## Exercise details
Reproduce the listing below exactly. Pictures do not belong in the copy.

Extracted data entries

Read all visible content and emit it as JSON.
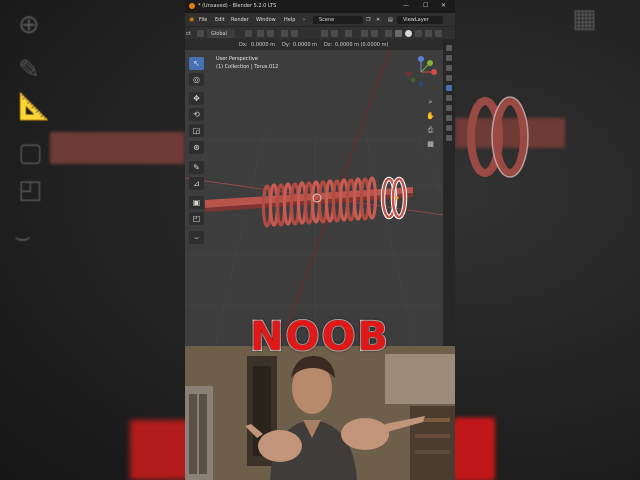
{
  "window": {
    "title": "* (Unsaved) - Blender 5.2.0 LTS"
  },
  "menubar": {
    "items": [
      "File",
      "Edit",
      "Render",
      "Window",
      "Help"
    ],
    "scene": "Scene",
    "view_layer": "ViewLayer"
  },
  "header": {
    "orientation": "Global"
  },
  "redo_panel": {
    "dx_label": "Dx:",
    "dx": "0.0000 m",
    "dy_label": "Dy:",
    "dy": "0.0000 m",
    "dz_label": "Dz:",
    "dz": "0.0000 m (0.0000 m)"
  },
  "viewport": {
    "view_name": "User Perspective",
    "collection_info": "(1) Collection | Torus.012"
  },
  "overlay": {
    "caption": "NOOB"
  },
  "colors": {
    "accent": "#4772b3",
    "object": "#c0574e",
    "selection": "#ffffff",
    "caption_red": "#e01818",
    "x_axis": "#c84a4a",
    "y_axis": "#7fb23a"
  },
  "icons": {
    "left_toolbar": [
      "select-box-icon",
      "cursor-icon",
      "move-icon",
      "rotate-icon",
      "scale-icon",
      "transform-icon",
      "annotate-icon",
      "measure-icon",
      "add-cube-icon",
      "extrude-icon",
      "curve-icon"
    ],
    "nav": [
      "zoom-icon",
      "hand-pan-icon",
      "camera-icon",
      "grid-icon"
    ]
  }
}
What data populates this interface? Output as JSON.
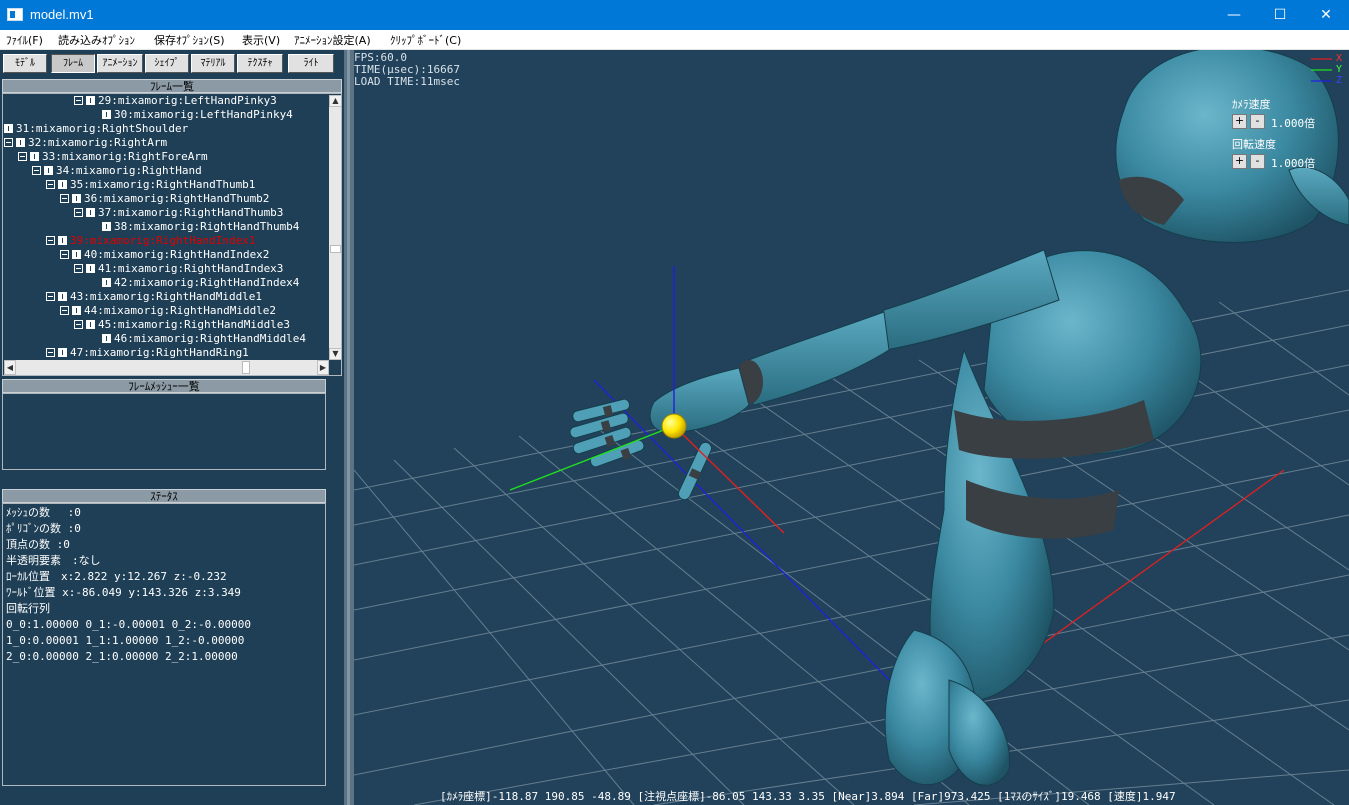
{
  "window": {
    "title": "model.mv1",
    "minimize": "—",
    "maximize": "☐",
    "close": "✕"
  },
  "menu": [
    "ﾌｧｲﾙ(F)",
    "読み込みｵﾌﾟｼｮﾝ",
    "保存ｵﾌﾟｼｮﾝ(S)",
    "表示(V)",
    "ｱﾆﾒｰｼｮﾝ設定(A)",
    "ｸﾘｯﾌﾟﾎﾞｰﾄﾞ(C)"
  ],
  "tabs": [
    "ﾓﾃﾞﾙ",
    "ﾌﾚｰﾑ",
    "ｱﾆﾒｰｼｮﾝ",
    "ｼｪｲﾌﾟ",
    "ﾏﾃﾘｱﾙ",
    "ﾃｸｽﾁｬ",
    "ﾗｲﾄ"
  ],
  "frame_list": {
    "header": "ﾌﾚｰﾑ一覧",
    "rows": [
      "29:mixamorig:LeftHandPinky3",
      "30:mixamorig:LeftHandPinky4",
      "31:mixamorig:RightShoulder",
      "32:mixamorig:RightArm",
      "33:mixamorig:RightForeArm",
      "34:mixamorig:RightHand",
      "35:mixamorig:RightHandThumb1",
      "36:mixamorig:RightHandThumb2",
      "37:mixamorig:RightHandThumb3",
      "38:mixamorig:RightHandThumb4",
      "39:mixamorig:RightHandIndex1",
      "40:mixamorig:RightHandIndex2",
      "41:mixamorig:RightHandIndex3",
      "42:mixamorig:RightHandIndex4",
      "43:mixamorig:RightHandMiddle1",
      "44:mixamorig:RightHandMiddle2",
      "45:mixamorig:RightHandMiddle3",
      "46:mixamorig:RightHandMiddle4",
      "47:mixamorig:RightHandRing1"
    ]
  },
  "mesh_list": {
    "header": "ﾌﾚｰﾑﾒｯｼｭｰ一覧"
  },
  "status": {
    "header": "ｽﾃｰﾀｽ",
    "lines": [
      "ﾒｯｼｭの数　 :0",
      "ﾎﾟﾘｺﾞﾝの数 :0",
      "頂点の数 :0",
      "半透明要素　:なし",
      "ﾛｰｶﾙ位置　x:2.822 y:12.267 z:-0.232",
      "ﾜｰﾙﾄﾞ位置 x:-86.049 y:143.326 z:3.349",
      "回転行列",
      "0_0:1.00000 0_1:-0.00001 0_2:-0.00000",
      "1_0:0.00001 1_1:1.00000 1_2:-0.00000",
      "2_0:0.00000 2_1:0.00000 2_2:1.00000"
    ]
  },
  "viewport": {
    "fps": "FPS:60.0",
    "time": "TIME(μsec):16667",
    "load_time": "LOAD TIME:11msec",
    "axis_x": "X",
    "axis_y": "Y",
    "axis_z": "Z",
    "camera_speed_label": "ｶﾒﾗ速度",
    "camera_speed_value": "1.000倍",
    "rotation_speed_label": "回転速度",
    "rotation_speed_value": "1.000倍",
    "plus": "+",
    "minus": "-",
    "bottom_status": "[ｶﾒﾗ座標]-118.87 190.85 -48.89 [注視点座標]-86.05 143.33 3.35 [Near]3.894 [Far]973.425 [1ﾏｽのｻｲｽﾞ]19.468 [速度]1.947"
  },
  "colors": {
    "viewport_bg": "#21425a",
    "model": "#3e8ba3",
    "axis_x": "#e02020",
    "axis_y": "#20e020",
    "axis_z": "#2020e0",
    "selected_joint": "#ffee00",
    "selected_text": "#e00000"
  }
}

## Written response
Read all visible content and emit it as JSON.
{
  "window": {
    "title": "* (Unsaved) - Blender 5.2.0 LTS"
  },
  "menubar": {
    "items": [
      "File",
      "Edit",
      "Render",
      "Window",
      "Help"
    ],
    "scene": "Scene",
    "view_layer": "ViewLayer"
  },
  "header": {
    "orientation": "Global"
  },
  "redo_panel": {
    "dx_label": "Dx:",
    "dx": "0.0000 m",
    "dy_label": "Dy:",
    "dy": "0.0000 m",
    "dz_label": "Dz:",
    "dz": "0.0000 m (0.0000 m)"
  },
  "viewport": {
    "view_name": "User Perspective",
    "collection_info": "(1) Collection | Torus.012"
  },
  "overlay": {
    "caption": "NOOB"
  },
  "colors": {
    "accent": "#4772b3",
    "object": "#c0574e",
    "selection": "#ffffff",
    "caption_red": "#e01818",
    "x_axis": "#c84a4a",
    "y_axis": "#7fb23a"
  },
  "icons": {
    "left_toolbar": [
      "select-box-icon",
      "cursor-icon",
      "move-icon",
      "rotate-icon",
      "scale-icon",
      "transform-icon",
      "annotate-icon",
      "measure-icon",
      "add-cube-icon",
      "extrude-icon",
      "curve-icon"
    ],
    "nav": [
      "zoom-icon",
      "hand-pan-icon",
      "camera-icon",
      "grid-icon"
    ]
  }
}
What data populates this interface? Output as JSON.
{
  "window": {
    "title": "model.mv1",
    "minimize": "—",
    "maximize": "☐",
    "close": "✕"
  },
  "menu": [
    "ﾌｧｲﾙ(F)",
    "読み込みｵﾌﾟｼｮﾝ",
    "保存ｵﾌﾟｼｮﾝ(S)",
    "表示(V)",
    "ｱﾆﾒｰｼｮﾝ設定(A)",
    "ｸﾘｯﾌﾟﾎﾞｰﾄﾞ(C)"
  ],
  "tabs": [
    "ﾓﾃﾞﾙ",
    "ﾌﾚｰﾑ",
    "ｱﾆﾒｰｼｮﾝ",
    "ｼｪｲﾌﾟ",
    "ﾏﾃﾘｱﾙ",
    "ﾃｸｽﾁｬ",
    "ﾗｲﾄ"
  ],
  "frame_list": {
    "header": "ﾌﾚｰﾑ一覧",
    "rows": [
      "29:mixamorig:LeftHandPinky3",
      "30:mixamorig:LeftHandPinky4",
      "31:mixamorig:RightShoulder",
      "32:mixamorig:RightArm",
      "33:mixamorig:RightForeArm",
      "34:mixamorig:RightHand",
      "35:mixamorig:RightHandThumb1",
      "36:mixamorig:RightHandThumb2",
      "37:mixamorig:RightHandThumb3",
      "38:mixamorig:RightHandThumb4",
      "39:mixamorig:RightHandIndex1",
      "40:mixamorig:RightHandIndex2",
      "41:mixamorig:RightHandIndex3",
      "42:mixamorig:RightHandIndex4",
      "43:mixamorig:RightHandMiddle1",
      "44:mixamorig:RightHandMiddle2",
      "45:mixamorig:RightHandMiddle3",
      "46:mixamorig:RightHandMiddle4",
      "47:mixamorig:RightHandRing1"
    ]
  },
  "mesh_list": {
    "header": "ﾌﾚｰﾑﾒｯｼｭｰ一覧"
  },
  "status": {
    "header": "ｽﾃｰﾀｽ",
    "lines": [
      "ﾒｯｼｭの数　 :0",
      "ﾎﾟﾘｺﾞﾝの数 :0",
      "頂点の数 :0",
      "半透明要素　:なし",
      "ﾛｰｶﾙ位置　x:2.822 y:12.267 z:-0.232",
      "ﾜｰﾙﾄﾞ位置 x:-86.049 y:143.326 z:3.349",
      "回転行列",
      "0_0:1.00000 0_1:-0.00001 0_2:-0.00000",
      "1_0:0.00001 1_1:1.00000 1_2:-0.00000",
      "2_0:0.00000 2_1:0.00000 2_2:1.00000"
    ]
  },
  "viewport": {
    "fps": "FPS:60.0",
    "time": "TIME(μsec):16667",
    "load_time": "LOAD TIME:11msec",
    "axis_x": "X",
    "axis_y": "Y",
    "axis_z": "Z",
    "camera_speed_label": "ｶﾒﾗ速度",
    "camera_speed_value": "1.000倍",
    "rotation_speed_label": "回転速度",
    "rotation_speed_value": "1.000倍",
    "plus": "+",
    "minus": "-",
    "bottom_status": "[ｶﾒﾗ座標]-118.87 190.85 -48.89 [注視点座標]-86.05 143.33 3.35 [Near]3.894 [Far]973.425 [1ﾏｽのｻｲｽﾞ]19.468 [速度]1.947"
  },
  "colors": {
    "viewport_bg": "#21425a",
    "model": "#3e8ba3",
    "axis_x": "#e02020",
    "axis_y": "#20e020",
    "axis_z": "#2020e0",
    "selected_joint": "#ffee00",
    "selected_text": "#e00000"
  }
}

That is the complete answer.